Answer with a single number: the count of lines that hold "Layout".

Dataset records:
^^^^
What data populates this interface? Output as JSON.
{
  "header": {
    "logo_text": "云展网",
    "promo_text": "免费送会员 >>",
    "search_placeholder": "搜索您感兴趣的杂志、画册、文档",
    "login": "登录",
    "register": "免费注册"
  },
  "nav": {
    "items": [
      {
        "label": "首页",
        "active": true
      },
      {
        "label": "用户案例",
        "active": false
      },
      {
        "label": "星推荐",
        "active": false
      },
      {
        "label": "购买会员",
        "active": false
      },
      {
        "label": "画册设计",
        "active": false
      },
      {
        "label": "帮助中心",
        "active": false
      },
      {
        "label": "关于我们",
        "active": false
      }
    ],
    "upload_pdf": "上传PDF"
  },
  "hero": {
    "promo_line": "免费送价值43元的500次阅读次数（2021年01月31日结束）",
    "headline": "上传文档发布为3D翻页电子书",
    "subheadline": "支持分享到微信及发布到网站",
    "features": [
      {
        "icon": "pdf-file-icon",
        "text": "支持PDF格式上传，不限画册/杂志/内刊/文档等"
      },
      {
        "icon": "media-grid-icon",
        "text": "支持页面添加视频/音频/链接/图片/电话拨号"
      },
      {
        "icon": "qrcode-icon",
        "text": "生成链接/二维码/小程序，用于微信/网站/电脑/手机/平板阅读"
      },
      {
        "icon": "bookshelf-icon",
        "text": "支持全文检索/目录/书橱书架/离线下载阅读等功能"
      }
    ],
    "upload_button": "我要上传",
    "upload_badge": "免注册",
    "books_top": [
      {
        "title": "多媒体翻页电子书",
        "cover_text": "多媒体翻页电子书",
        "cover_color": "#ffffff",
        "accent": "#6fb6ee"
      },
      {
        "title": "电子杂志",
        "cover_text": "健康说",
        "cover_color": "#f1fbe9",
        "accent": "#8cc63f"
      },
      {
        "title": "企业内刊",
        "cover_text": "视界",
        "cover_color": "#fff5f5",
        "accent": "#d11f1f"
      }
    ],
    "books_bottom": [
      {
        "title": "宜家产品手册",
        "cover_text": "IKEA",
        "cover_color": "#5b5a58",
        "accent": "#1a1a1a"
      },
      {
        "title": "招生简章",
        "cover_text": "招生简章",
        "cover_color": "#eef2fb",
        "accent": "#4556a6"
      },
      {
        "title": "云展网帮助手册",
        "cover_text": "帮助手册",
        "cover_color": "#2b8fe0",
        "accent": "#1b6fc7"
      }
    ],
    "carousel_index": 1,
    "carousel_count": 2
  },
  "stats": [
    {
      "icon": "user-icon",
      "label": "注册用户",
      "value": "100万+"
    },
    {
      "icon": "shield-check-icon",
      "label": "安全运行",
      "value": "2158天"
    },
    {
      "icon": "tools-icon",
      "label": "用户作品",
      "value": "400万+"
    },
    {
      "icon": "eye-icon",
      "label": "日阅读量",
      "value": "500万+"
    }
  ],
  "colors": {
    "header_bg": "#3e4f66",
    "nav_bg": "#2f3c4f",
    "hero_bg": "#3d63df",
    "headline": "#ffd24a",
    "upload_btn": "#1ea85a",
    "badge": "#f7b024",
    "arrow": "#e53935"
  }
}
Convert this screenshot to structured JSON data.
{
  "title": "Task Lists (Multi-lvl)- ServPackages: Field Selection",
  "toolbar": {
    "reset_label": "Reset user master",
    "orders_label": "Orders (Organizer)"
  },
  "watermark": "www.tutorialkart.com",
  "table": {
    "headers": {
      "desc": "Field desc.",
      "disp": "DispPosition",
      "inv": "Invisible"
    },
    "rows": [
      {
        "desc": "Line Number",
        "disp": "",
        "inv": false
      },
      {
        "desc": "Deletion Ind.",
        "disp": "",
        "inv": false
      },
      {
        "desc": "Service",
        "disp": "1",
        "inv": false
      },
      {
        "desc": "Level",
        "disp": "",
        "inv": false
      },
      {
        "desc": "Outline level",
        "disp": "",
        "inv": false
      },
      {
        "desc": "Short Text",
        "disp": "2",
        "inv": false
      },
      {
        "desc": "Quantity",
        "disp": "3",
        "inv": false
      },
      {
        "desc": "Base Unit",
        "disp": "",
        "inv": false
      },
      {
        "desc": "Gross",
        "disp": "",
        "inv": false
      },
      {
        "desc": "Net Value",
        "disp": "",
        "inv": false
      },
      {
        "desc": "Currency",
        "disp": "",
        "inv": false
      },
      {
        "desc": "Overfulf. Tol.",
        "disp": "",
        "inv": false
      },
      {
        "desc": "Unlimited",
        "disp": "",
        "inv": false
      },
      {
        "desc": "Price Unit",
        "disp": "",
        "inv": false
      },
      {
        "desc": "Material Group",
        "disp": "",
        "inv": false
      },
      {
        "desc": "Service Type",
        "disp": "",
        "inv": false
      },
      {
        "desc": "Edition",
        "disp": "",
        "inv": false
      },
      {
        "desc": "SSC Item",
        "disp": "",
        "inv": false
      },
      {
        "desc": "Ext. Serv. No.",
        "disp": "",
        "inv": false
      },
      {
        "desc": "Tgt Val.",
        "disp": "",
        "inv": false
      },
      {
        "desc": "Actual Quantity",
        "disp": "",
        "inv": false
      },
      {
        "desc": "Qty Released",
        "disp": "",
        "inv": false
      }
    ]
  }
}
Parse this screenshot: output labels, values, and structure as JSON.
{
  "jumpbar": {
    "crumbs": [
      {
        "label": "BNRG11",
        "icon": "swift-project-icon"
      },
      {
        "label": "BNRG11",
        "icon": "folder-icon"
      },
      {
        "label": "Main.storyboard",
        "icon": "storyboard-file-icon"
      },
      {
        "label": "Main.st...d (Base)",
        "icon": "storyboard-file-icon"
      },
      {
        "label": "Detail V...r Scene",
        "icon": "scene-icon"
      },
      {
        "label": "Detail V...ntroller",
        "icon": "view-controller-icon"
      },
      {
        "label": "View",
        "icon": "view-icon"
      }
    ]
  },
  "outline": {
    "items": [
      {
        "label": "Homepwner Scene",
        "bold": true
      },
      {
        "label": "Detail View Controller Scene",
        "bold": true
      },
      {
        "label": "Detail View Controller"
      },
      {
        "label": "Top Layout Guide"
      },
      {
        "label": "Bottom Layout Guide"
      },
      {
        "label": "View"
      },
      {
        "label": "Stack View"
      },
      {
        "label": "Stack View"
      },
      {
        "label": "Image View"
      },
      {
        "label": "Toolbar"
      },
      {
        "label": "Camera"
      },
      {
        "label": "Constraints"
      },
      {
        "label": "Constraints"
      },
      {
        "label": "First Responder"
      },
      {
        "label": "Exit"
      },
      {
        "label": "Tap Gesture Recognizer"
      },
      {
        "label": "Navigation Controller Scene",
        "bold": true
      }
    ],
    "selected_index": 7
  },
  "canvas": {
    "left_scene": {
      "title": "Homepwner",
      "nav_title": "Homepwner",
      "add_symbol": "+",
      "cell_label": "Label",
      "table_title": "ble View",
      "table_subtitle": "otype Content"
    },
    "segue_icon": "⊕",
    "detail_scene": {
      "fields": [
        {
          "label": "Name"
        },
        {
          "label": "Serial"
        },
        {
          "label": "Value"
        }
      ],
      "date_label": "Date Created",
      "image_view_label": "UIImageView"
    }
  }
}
^^^^
Finished answer.
2